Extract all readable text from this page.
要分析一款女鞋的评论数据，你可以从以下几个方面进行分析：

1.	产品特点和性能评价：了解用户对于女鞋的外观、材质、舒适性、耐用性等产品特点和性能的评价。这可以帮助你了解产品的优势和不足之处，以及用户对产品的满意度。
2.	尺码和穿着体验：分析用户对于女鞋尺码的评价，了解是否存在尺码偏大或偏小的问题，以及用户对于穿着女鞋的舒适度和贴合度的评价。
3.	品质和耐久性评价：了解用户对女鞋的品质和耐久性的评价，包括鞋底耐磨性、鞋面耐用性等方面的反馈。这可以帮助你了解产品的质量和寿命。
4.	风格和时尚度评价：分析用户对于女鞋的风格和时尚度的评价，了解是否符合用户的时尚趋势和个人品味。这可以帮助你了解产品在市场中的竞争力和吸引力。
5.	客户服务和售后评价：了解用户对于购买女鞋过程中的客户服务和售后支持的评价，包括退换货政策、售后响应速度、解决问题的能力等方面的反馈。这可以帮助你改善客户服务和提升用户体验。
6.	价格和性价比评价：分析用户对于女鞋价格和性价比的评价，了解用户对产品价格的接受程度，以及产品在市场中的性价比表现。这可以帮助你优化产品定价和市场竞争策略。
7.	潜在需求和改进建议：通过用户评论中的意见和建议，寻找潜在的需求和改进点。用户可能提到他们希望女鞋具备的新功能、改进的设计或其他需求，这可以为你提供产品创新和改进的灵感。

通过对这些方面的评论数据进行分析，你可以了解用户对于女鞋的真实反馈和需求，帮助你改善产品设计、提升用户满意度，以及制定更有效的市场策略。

● ● ● ● ● ● ●

- _Objective_: Every entry should be printed again exactly as written.

- _Solution to this task_:
Extract all readable text from this page.
要分析一款女鞋的评论数据，你可以从以下几个方面进行分析：

1.	产品特点和性能评价：了解用户对于女鞋的外观、材质、舒适性、耐用性等产品特点和性能的评价。这可以帮助你了解产品的优势和不足之处，以及用户对产品的满意度。
2.	尺码和穿着体验：分析用户对于女鞋尺码的评价，了解是否存在尺码偏大或偏小的问题，以及用户对于穿着女鞋的舒适度和贴合度的评价。
3.	品质和耐久性评价：了解用户对女鞋的品质和耐久性的评价，包括鞋底耐磨性、鞋面耐用性等方面的反馈。这可以帮助你了解产品的质量和寿命。
4.	风格和时尚度评价：分析用户对于女鞋的风格和时尚度的评价，了解是否符合用户的时尚趋势和个人品味。这可以帮助你了解产品在市场中的竞争力和吸引力。
5.	客户服务和售后评价：了解用户对于购买女鞋过程中的客户服务和售后支持的评价，包括退换货政策、售后响应速度、解决问题的能力等方面的反馈。这可以帮助你改善客户服务和提升用户体验。
6.	价格和性价比评价：分析用户对于女鞋价格和性价比的评价，了解用户对产品价格的接受程度，以及产品在市场中的性价比表现。这可以帮助你优化产品定价和市场竞争策略。
7.	潜在需求和改进建议：通过用户评论中的意见和建议，寻找潜在的需求和改进点。用户可能提到他们希望女鞋具备的新功能、改进的设计或其他需求，这可以为你提供产品创新和改进的灵感。

通过对这些方面的评论数据进行分析，你可以了解用户对于女鞋的真实反馈和需求，帮助你改善产品设计、提升用户满意度，以及制定更有效的市场策略。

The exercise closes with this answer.